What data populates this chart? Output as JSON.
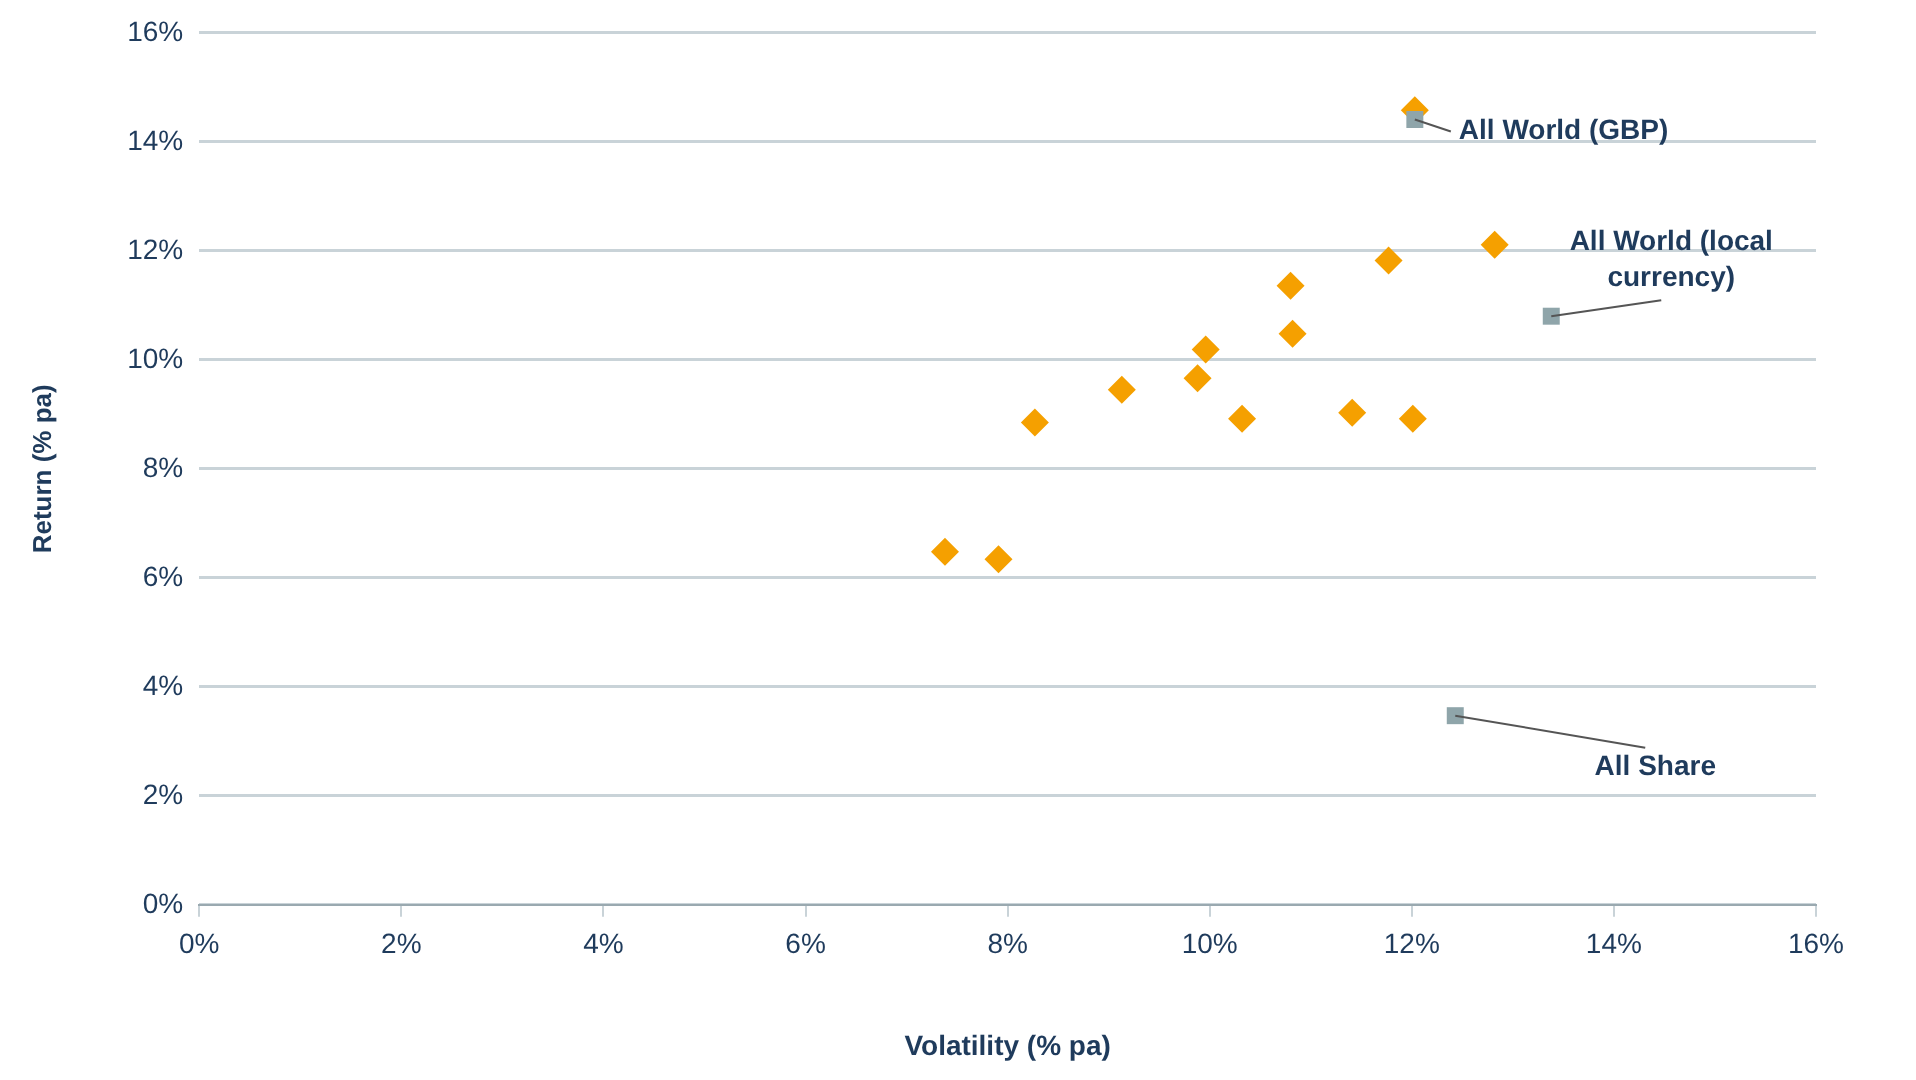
{
  "chart_data": {
    "type": "scatter",
    "xlabel": "Volatility (% pa)",
    "ylabel": "Return (% pa)",
    "series": [
      {
        "color": "#f5a000",
        "marker": "diamond",
        "x": [
          7.38,
          7.91,
          8.27,
          9.13,
          9.88,
          9.96,
          10.32,
          10.8,
          10.82,
          11.41,
          11.77,
          12.01,
          12.03,
          12.82
        ],
        "values": [
          6.48,
          6.34,
          8.85,
          9.45,
          9.66,
          10.19,
          8.92,
          11.36,
          10.48,
          9.03,
          11.82,
          8.92,
          14.58,
          12.11
        ]
      },
      {
        "color": "#8fa5aa",
        "marker": "square",
        "x": [
          12.03,
          13.38,
          12.43
        ],
        "values": [
          14.41,
          10.8,
          3.47
        ]
      }
    ],
    "annotations": [
      {
        "text": "All World (GBP)",
        "x": 12.03,
        "y": 14.41
      },
      {
        "text": "All World (local currency)",
        "x": 13.38,
        "y": 10.8
      },
      {
        "text": "All Share",
        "x": 12.43,
        "y": 3.47
      }
    ],
    "xlim": [
      0,
      16
    ],
    "ylim": [
      0,
      16
    ],
    "xticks": [
      {
        "value": 0,
        "label": "0%"
      },
      {
        "value": 2,
        "label": "2%"
      },
      {
        "value": 4,
        "label": "4%"
      },
      {
        "value": 6,
        "label": "6%"
      },
      {
        "value": 8,
        "label": "8%"
      },
      {
        "value": 10,
        "label": "10%"
      },
      {
        "value": 12,
        "label": "12%"
      },
      {
        "value": 14,
        "label": "14%"
      },
      {
        "value": 16,
        "label": "16%"
      }
    ],
    "yticks": [
      {
        "value": 0,
        "label": "0%"
      },
      {
        "value": 2,
        "label": "2%"
      },
      {
        "value": 4,
        "label": "4%"
      },
      {
        "value": 6,
        "label": "6%"
      },
      {
        "value": 8,
        "label": "8%"
      },
      {
        "value": 10,
        "label": "10%"
      },
      {
        "value": 12,
        "label": "12%"
      },
      {
        "value": 14,
        "label": "14%"
      },
      {
        "value": 16,
        "label": "16%"
      }
    ],
    "grid": "y",
    "legend": false
  }
}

### Challenge
Scan the entries above. Copy each line that has the string "text".

### The answer
        "text": "All World (GBP)",
        "text": "All World (local currency)",
        "text": "All Share",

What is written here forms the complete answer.